Problem statement
Repeat each entry as written and leave the images out of the copy.

Input for this task
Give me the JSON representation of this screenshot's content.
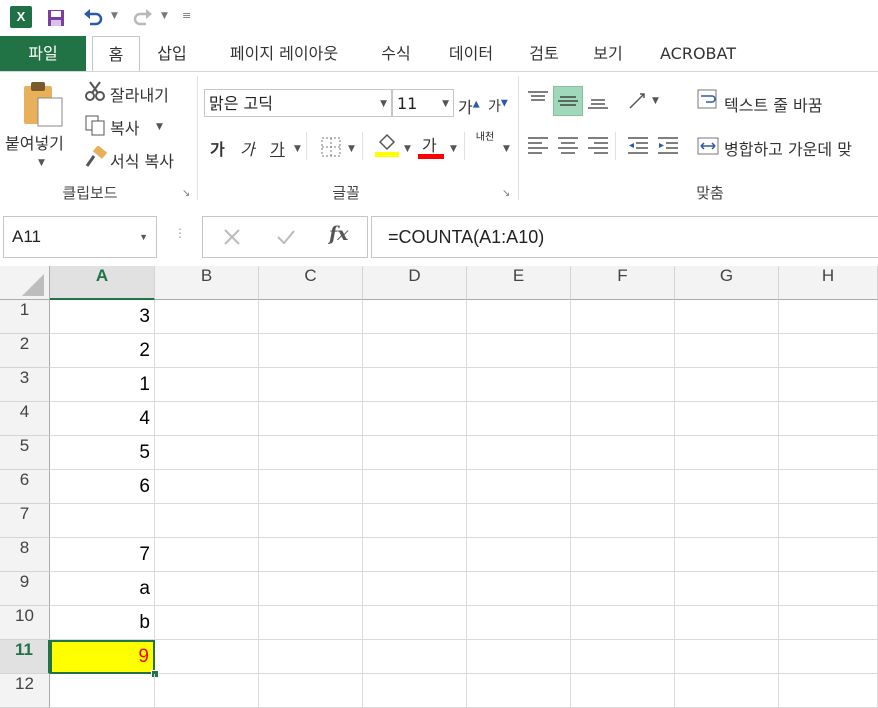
{
  "app": {
    "logo_letter": "X"
  },
  "ribbon_tabs": [
    {
      "label": "파일"
    },
    {
      "label": "홈"
    },
    {
      "label": "삽입"
    },
    {
      "label": "페이지 레이아웃"
    },
    {
      "label": "수식"
    },
    {
      "label": "데이터"
    },
    {
      "label": "검토"
    },
    {
      "label": "보기"
    },
    {
      "label": "ACROBAT"
    }
  ],
  "clipboard": {
    "paste_label": "붙여넣기",
    "cut_label": "잘라내기",
    "copy_label": "복사",
    "format_painter_label": "서식 복사",
    "group_label": "클립보드"
  },
  "font": {
    "font_name": "맑은 고딕",
    "font_size": "11",
    "grow_label": "가",
    "shrink_label": "가",
    "bold_label": "가",
    "italic_label": "가",
    "underline_label": "가",
    "font_color_label": "가",
    "phonetic_label": "내천",
    "group_label": "글꼴",
    "highlight_color": "#ffff00",
    "font_color": "#ff0000"
  },
  "alignment": {
    "wrap_text_label": "텍스트 줄 바꿈",
    "merge_center_label": "병합하고 가운데 맞",
    "group_label": "맞춤"
  },
  "formula_bar": {
    "name_box": "A11",
    "formula": "=COUNTA(A1:A10)"
  },
  "sheet": {
    "columns": [
      "A",
      "B",
      "C",
      "D",
      "E",
      "F",
      "G",
      "H"
    ],
    "rows": [
      "1",
      "2",
      "3",
      "4",
      "5",
      "6",
      "7",
      "8",
      "9",
      "10",
      "11",
      "12"
    ],
    "a_values": [
      "3",
      "2",
      "1",
      "4",
      "5",
      "6",
      "",
      "7",
      "a",
      "b",
      "9",
      ""
    ],
    "selected_cell": "A11",
    "selected_fill": "#ffff00",
    "selected_text_color": "#ff0000",
    "accent": "#217346"
  }
}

Result for this task
Give me the JSON representation of this screenshot's content.
{
  "app": {
    "logo_letter": "X"
  },
  "ribbon_tabs": [
    {
      "label": "파일"
    },
    {
      "label": "홈"
    },
    {
      "label": "삽입"
    },
    {
      "label": "페이지 레이아웃"
    },
    {
      "label": "수식"
    },
    {
      "label": "데이터"
    },
    {
      "label": "검토"
    },
    {
      "label": "보기"
    },
    {
      "label": "ACROBAT"
    }
  ],
  "clipboard": {
    "paste_label": "붙여넣기",
    "cut_label": "잘라내기",
    "copy_label": "복사",
    "format_painter_label": "서식 복사",
    "group_label": "클립보드"
  },
  "font": {
    "font_name": "맑은 고딕",
    "font_size": "11",
    "grow_label": "가",
    "shrink_label": "가",
    "bold_label": "가",
    "italic_label": "가",
    "underline_label": "가",
    "font_color_label": "가",
    "phonetic_label": "내천",
    "group_label": "글꼴",
    "highlight_color": "#ffff00",
    "font_color": "#ff0000"
  },
  "alignment": {
    "wrap_text_label": "텍스트 줄 바꿈",
    "merge_center_label": "병합하고 가운데 맞",
    "group_label": "맞춤"
  },
  "formula_bar": {
    "name_box": "A11",
    "formula": "=COUNTA(A1:A10)"
  },
  "sheet": {
    "columns": [
      "A",
      "B",
      "C",
      "D",
      "E",
      "F",
      "G",
      "H"
    ],
    "rows": [
      "1",
      "2",
      "3",
      "4",
      "5",
      "6",
      "7",
      "8",
      "9",
      "10",
      "11",
      "12"
    ],
    "a_values": [
      "3",
      "2",
      "1",
      "4",
      "5",
      "6",
      "",
      "7",
      "a",
      "b",
      "9",
      ""
    ],
    "selected_cell": "A11",
    "selected_fill": "#ffff00",
    "selected_text_color": "#ff0000",
    "accent": "#217346"
  }
}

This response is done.